*GOAL*. Repeat each entry exactly and drop the pictures.

---------- INPUT ----------

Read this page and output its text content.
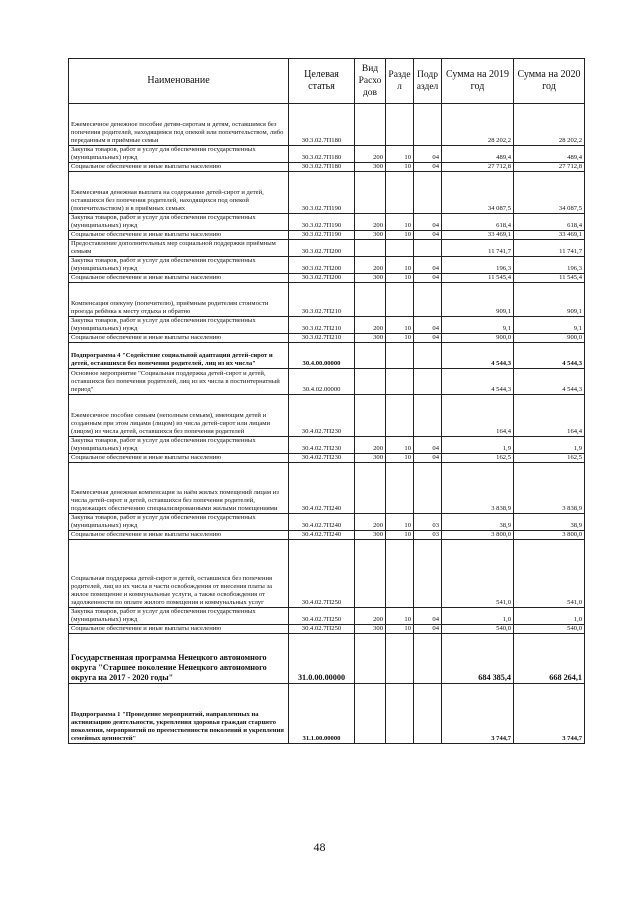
Наименование	Целевая статья	Вид Расхо дов	Разде л	Подр аздел	Сумма на 2019 год	Сумма на 2020 год
Ежемесячное денежное пособие детям-сиротам и детям, оставшимся без попечения родителей, находящимся под опекой или попечительством, либо переданным в приёмные семьи	30.3.02.7П180				28 202,2	28 202,2
Закупка товаров, работ и услуг для обеспечения государственных (муниципальных) нужд	30.3.02.7П180	200	10	04	489,4	489,4
Социальное обеспечение и иные выплаты населению	30.3.02.7П180	300	10	04	27 712,8	27 712,8
Ежемесячная денежная выплата на содержание детей-сирот и детей, оставшихся без попечения родителей, находящихся под опекой (попечительством) и в приёмных семьях	30.3.02.7П190				34 087,5	34 087,5
Закупка товаров, работ и услуг для обеспечения государственных (муниципальных) нужд	30.3.02.7П190	200	10	04	618,4	618,4
Социальное обеспечение и иные выплаты населению	30.3.02.7П190	300	10	04	33 469,1	33 469,1
Предоставление дополнительных мер социальной поддержки приёмным семьям	30.3.02.7П200				11 741,7	11 741,7
Закупка товаров, работ и услуг для обеспечения государственных (муниципальных) нужд	30.3.02.7П200	200	10	04	196,3	196,3
Социальное обеспечение и иные выплаты населению	30.3.02.7П200	300	10	04	11 545,4	11 545,4
Компенсация опекуну (попечителю), приёмным родителям стоимости проезда ребёнка к месту отдыха и обратно	30.3.02.7П210				909,1	909,1
Закупка товаров, работ и услуг для обеспечения государственных (муниципальных) нужд	30.3.02.7П210	200	10	04	9,1	9,1
Социальное обеспечение и иные выплаты населению	30.3.02.7П210	300	10	04	900,0	900,0
Подпрограмма 4 "Содействие социальной адаптации детей-сирот и детей, оставшихся без попечения родителей, лиц из их числа"	30.4.00.00000				4 544,3	4 544,3
Основное мероприятие "Социальная поддержка детей-сирот и детей, оставшихся без попечения родителей, лиц из их числа в постинтернатный период"	30.4.02.00000				4 544,3	4 544,3
Ежемесячное пособие семьям (неполным семьям), имеющим детей и созданным при этом лицами (лицом) из числа детей-сирот или лицами (лицом) из числа детей, оставшихся без попечения родителей	30.4.02.7П230				164,4	164,4
Закупка товаров, работ и услуг для обеспечения государственных (муниципальных) нужд	30.4.02.7П230	200	10	04	1,9	1,9
Социальное обеспечение и иные выплаты населению	30.4.02.7П230	300	10	04	162,5	162,5
Ежемесячная денежная компенсация за наём жилых помещений лицам из числа детей-сирот и детей, оставшихся без попечения родителей, подлежащих обеспечению специализированными жилыми помещениями	30.4.02.7П240				3 838,9	3 838,9
Закупка товаров, работ и услуг для обеспечения государственных (муниципальных) нужд	30.4.02.7П240	200	10	03	38,9	38,9
Социальное обеспечение и иные выплаты населению	30.4.02.7П240	300	10	03	3 800,0	3 800,0
Социальная поддержка детей-сирот и детей, оставшихся без попечения родителей, лиц из их числа в части освобождения от внесения платы за жилое помещение и коммунальные услуги, а также освобождения от задолженности по оплате жилого помещения и коммунальных услуг	30.4.02.7П250				541,0	541,0
Закупка товаров, работ и услуг для обеспечения государственных (муниципальных) нужд	30.4.02.7П250	200	10	04	1,0	1,0
Социальное обеспечение и иные выплаты населению	30.4.02.7П250	300	10	04	540,0	540,0
Государственная программа Ненецкого автономного округа "Старшее поколение Ненецкого автономного округа на 2017 - 2020 годы"	31.0.00.00000				684 385,4	668 264,1
Подпрограмма 1 "Проведение мероприятий, направленных на активизацию деятельности, укрепления здоровья граждан старшего поколения, мероприятий по преемственности поколений и укрепления семейных ценностей"	31.1.00.00000				3 744,7	3 744,7
48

----------

*OUTPUT BELOW*.
Read this page and output its text content.
Наименование	Целевая статья	Вид Расхо дов	Разде л	Подр аздел	Сумма на 2019 год	Сумма на 2020 год
Ежемесячное денежное пособие детям-сиротам и детям, оставшимся без попечения родителей, находящимся под опекой или попечительством, либо переданным в приёмные семьи	30.3.02.7П180				28 202,2	28 202,2
Закупка товаров, работ и услуг для обеспечения государственных (муниципальных) нужд	30.3.02.7П180	200	10	04	489,4	489,4
Социальное обеспечение и иные выплаты населению	30.3.02.7П180	300	10	04	27 712,8	27 712,8
Ежемесячная денежная выплата на содержание детей-сирот и детей, оставшихся без попечения родителей, находящихся под опекой (попечительством) и в приёмных семьях	30.3.02.7П190				34 087,5	34 087,5
Закупка товаров, работ и услуг для обеспечения государственных (муниципальных) нужд	30.3.02.7П190	200	10	04	618,4	618,4
Социальное обеспечение и иные выплаты населению	30.3.02.7П190	300	10	04	33 469,1	33 469,1
Предоставление дополнительных мер социальной поддержки приёмным семьям	30.3.02.7П200				11 741,7	11 741,7
Закупка товаров, работ и услуг для обеспечения государственных (муниципальных) нужд	30.3.02.7П200	200	10	04	196,3	196,3
Социальное обеспечение и иные выплаты населению	30.3.02.7П200	300	10	04	11 545,4	11 545,4
Компенсация опекуну (попечителю), приёмным родителям стоимости проезда ребёнка к месту отдыха и обратно	30.3.02.7П210				909,1	909,1
Закупка товаров, работ и услуг для обеспечения государственных (муниципальных) нужд	30.3.02.7П210	200	10	04	9,1	9,1
Социальное обеспечение и иные выплаты населению	30.3.02.7П210	300	10	04	900,0	900,0
Подпрограмма 4 "Содействие социальной адаптации детей-сирот и детей, оставшихся без попечения родителей, лиц из их числа"	30.4.00.00000				4 544,3	4 544,3
Основное мероприятие "Социальная поддержка детей-сирот и детей, оставшихся без попечения родителей, лиц из их числа в постинтернатный период"	30.4.02.00000				4 544,3	4 544,3
Ежемесячное пособие семьям (неполным семьям), имеющим детей и созданным при этом лицами (лицом) из числа детей-сирот или лицами (лицом) из числа детей, оставшихся без попечения родителей	30.4.02.7П230				164,4	164,4
Закупка товаров, работ и услуг для обеспечения государственных (муниципальных) нужд	30.4.02.7П230	200	10	04	1,9	1,9
Социальное обеспечение и иные выплаты населению	30.4.02.7П230	300	10	04	162,5	162,5
Ежемесячная денежная компенсация за наём жилых помещений лицам из числа детей-сирот и детей, оставшихся без попечения родителей, подлежащих обеспечению специализированными жилыми помещениями	30.4.02.7П240				3 838,9	3 838,9
Закупка товаров, работ и услуг для обеспечения государственных (муниципальных) нужд	30.4.02.7П240	200	10	03	38,9	38,9
Социальное обеспечение и иные выплаты населению	30.4.02.7П240	300	10	03	3 800,0	3 800,0
Социальная поддержка детей-сирот и детей, оставшихся без попечения родителей, лиц из их числа в части освобождения от внесения платы за жилое помещение и коммунальные услуги, а также освобождения от задолженности по оплате жилого помещения и коммунальных услуг	30.4.02.7П250				541,0	541,0
Закупка товаров, работ и услуг для обеспечения государственных (муниципальных) нужд	30.4.02.7П250	200	10	04	1,0	1,0
Социальное обеспечение и иные выплаты населению	30.4.02.7П250	300	10	04	540,0	540,0
Государственная программа Ненецкого автономного округа "Старшее поколение Ненецкого автономного округа на 2017 - 2020 годы"	31.0.00.00000				684 385,4	668 264,1
Подпрограмма 1 "Проведение мероприятий, направленных на активизацию деятельности, укрепления здоровья граждан старшего поколения, мероприятий по преемственности поколений и укрепления семейных ценностей"	31.1.00.00000				3 744,7	3 744,7
48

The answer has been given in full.